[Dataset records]
_ _ _ _
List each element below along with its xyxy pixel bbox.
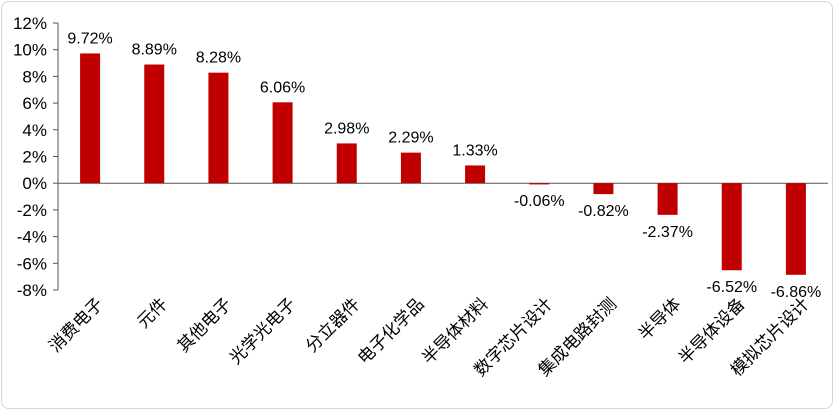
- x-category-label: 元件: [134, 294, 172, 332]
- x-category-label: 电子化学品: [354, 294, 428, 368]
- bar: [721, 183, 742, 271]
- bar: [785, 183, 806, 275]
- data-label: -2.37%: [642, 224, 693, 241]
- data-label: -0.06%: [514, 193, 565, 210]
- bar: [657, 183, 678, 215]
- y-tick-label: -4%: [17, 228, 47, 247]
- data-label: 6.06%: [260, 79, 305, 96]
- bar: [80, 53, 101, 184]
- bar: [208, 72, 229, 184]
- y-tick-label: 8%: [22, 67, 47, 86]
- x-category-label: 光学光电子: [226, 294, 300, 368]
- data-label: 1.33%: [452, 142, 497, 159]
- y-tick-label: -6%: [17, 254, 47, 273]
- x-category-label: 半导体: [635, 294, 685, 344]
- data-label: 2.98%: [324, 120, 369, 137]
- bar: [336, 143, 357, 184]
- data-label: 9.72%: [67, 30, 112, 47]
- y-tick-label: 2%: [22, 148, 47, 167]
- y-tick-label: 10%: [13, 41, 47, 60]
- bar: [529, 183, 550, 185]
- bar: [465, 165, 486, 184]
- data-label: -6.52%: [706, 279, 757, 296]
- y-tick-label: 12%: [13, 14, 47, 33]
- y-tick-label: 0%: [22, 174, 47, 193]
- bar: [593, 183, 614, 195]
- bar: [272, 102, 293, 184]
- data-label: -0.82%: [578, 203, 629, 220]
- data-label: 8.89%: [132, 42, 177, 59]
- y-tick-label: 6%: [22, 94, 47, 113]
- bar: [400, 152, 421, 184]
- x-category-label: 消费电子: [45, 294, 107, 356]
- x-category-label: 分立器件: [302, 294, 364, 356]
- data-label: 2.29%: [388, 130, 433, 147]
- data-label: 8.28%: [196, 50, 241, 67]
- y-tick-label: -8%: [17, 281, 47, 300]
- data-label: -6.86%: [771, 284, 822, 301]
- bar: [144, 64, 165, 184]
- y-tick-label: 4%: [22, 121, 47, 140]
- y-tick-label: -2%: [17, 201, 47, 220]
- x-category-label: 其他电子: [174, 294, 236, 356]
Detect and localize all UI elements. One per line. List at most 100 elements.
_ _ _ _
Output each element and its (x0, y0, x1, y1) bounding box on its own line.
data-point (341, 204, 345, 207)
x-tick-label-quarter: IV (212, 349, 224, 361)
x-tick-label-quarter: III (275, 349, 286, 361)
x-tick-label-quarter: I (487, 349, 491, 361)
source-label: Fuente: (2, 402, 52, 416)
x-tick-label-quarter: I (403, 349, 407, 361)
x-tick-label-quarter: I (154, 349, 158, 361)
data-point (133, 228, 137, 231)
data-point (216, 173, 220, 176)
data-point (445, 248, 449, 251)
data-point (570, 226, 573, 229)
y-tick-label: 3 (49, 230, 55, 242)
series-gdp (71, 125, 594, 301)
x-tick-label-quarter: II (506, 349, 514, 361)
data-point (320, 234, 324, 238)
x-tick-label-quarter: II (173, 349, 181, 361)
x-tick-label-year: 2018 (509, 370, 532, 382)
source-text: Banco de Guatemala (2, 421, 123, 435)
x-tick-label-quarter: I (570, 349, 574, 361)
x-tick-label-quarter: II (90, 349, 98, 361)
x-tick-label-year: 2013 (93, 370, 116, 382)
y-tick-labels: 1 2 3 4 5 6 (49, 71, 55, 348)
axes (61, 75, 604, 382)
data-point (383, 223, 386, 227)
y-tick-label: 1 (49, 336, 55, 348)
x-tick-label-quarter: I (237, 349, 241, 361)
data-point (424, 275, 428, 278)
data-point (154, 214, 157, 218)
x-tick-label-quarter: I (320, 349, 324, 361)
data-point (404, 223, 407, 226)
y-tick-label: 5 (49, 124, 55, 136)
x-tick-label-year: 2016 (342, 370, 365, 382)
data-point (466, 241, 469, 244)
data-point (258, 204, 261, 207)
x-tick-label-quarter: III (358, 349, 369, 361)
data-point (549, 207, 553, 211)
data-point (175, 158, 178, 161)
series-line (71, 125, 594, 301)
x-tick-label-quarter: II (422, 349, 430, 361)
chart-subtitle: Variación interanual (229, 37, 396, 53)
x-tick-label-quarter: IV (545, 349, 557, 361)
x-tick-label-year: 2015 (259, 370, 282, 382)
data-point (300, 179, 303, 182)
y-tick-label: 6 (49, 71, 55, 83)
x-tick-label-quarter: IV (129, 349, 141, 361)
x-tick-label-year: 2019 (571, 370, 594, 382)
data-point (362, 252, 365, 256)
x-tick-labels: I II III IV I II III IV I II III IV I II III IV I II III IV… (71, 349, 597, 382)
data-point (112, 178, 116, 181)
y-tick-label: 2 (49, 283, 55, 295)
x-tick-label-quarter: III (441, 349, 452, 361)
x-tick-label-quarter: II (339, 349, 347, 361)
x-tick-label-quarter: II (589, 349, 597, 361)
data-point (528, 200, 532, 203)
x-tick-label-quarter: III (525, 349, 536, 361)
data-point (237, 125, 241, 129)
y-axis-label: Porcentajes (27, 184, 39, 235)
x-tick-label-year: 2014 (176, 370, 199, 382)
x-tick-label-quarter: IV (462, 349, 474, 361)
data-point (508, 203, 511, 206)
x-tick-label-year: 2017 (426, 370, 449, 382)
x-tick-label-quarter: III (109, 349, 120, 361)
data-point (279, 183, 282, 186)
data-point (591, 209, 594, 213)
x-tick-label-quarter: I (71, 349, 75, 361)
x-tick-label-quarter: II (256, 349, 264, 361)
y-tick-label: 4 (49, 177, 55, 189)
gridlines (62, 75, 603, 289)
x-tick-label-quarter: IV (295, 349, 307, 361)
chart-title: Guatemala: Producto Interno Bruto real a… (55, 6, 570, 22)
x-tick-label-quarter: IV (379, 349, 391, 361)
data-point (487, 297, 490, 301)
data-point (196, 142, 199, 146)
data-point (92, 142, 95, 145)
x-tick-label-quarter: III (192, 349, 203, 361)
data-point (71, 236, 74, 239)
_ _ _ _
Reproduce the data verbatim, beginning at the line containing "- x-category-label: 元件: [134, 294, 172, 332]" and stopping after the line containing "Detect and localize".

Reply:
- x-category-label: 元件: [134, 294, 172, 332]
- x-category-label: 电子化学品: [354, 294, 428, 368]
- bar: [721, 183, 742, 271]
- bar: [785, 183, 806, 275]
- data-label: -2.37%: [642, 224, 693, 241]
- data-label: -0.06%: [514, 193, 565, 210]
- bar: [657, 183, 678, 215]
- y-tick-label: -4%: [17, 228, 47, 247]
- data-label: 6.06%: [260, 79, 305, 96]
- bar: [80, 53, 101, 184]
- bar: [208, 72, 229, 184]
- y-tick-label: 8%: [22, 67, 47, 86]
- x-category-label: 光学光电子: [226, 294, 300, 368]
- data-label: 1.33%: [452, 142, 497, 159]
- y-tick-label: -6%: [17, 254, 47, 273]
- x-category-label: 半导体: [635, 294, 685, 344]
- data-label: 2.98%: [324, 120, 369, 137]
- bar: [336, 143, 357, 184]
- data-label: 9.72%: [67, 30, 112, 47]
- y-tick-label: 2%: [22, 148, 47, 167]
- y-tick-label: 10%: [13, 41, 47, 60]
- bar: [529, 183, 550, 185]
- bar: [465, 165, 486, 184]
- data-label: -6.52%: [706, 279, 757, 296]
- y-tick-label: 12%: [13, 14, 47, 33]
- y-tick-label: 0%: [22, 174, 47, 193]
- bar: [593, 183, 614, 195]
- bar: [272, 102, 293, 184]
- data-label: -0.82%: [578, 203, 629, 220]
- data-label: 8.89%: [132, 42, 177, 59]
- y-tick-label: 6%: [22, 94, 47, 113]
- bar: [400, 152, 421, 184]
- x-category-label: 消费电子: [45, 294, 107, 356]
- x-category-label: 分立器件: [302, 294, 364, 356]
- data-label: 2.29%: [388, 130, 433, 147]
- data-label: 8.28%: [196, 50, 241, 67]
- y-tick-label: -8%: [17, 281, 47, 300]
- data-label: -6.86%: [771, 284, 822, 301]
- bar: [144, 64, 165, 184]
- y-tick-label: 4%: [22, 121, 47, 140]
- y-tick-label: -2%: [17, 201, 47, 220]
- x-category-label: 其他电子: [174, 294, 236, 356]
Detect and localize all UI elements. One per line. List at most 100 elements.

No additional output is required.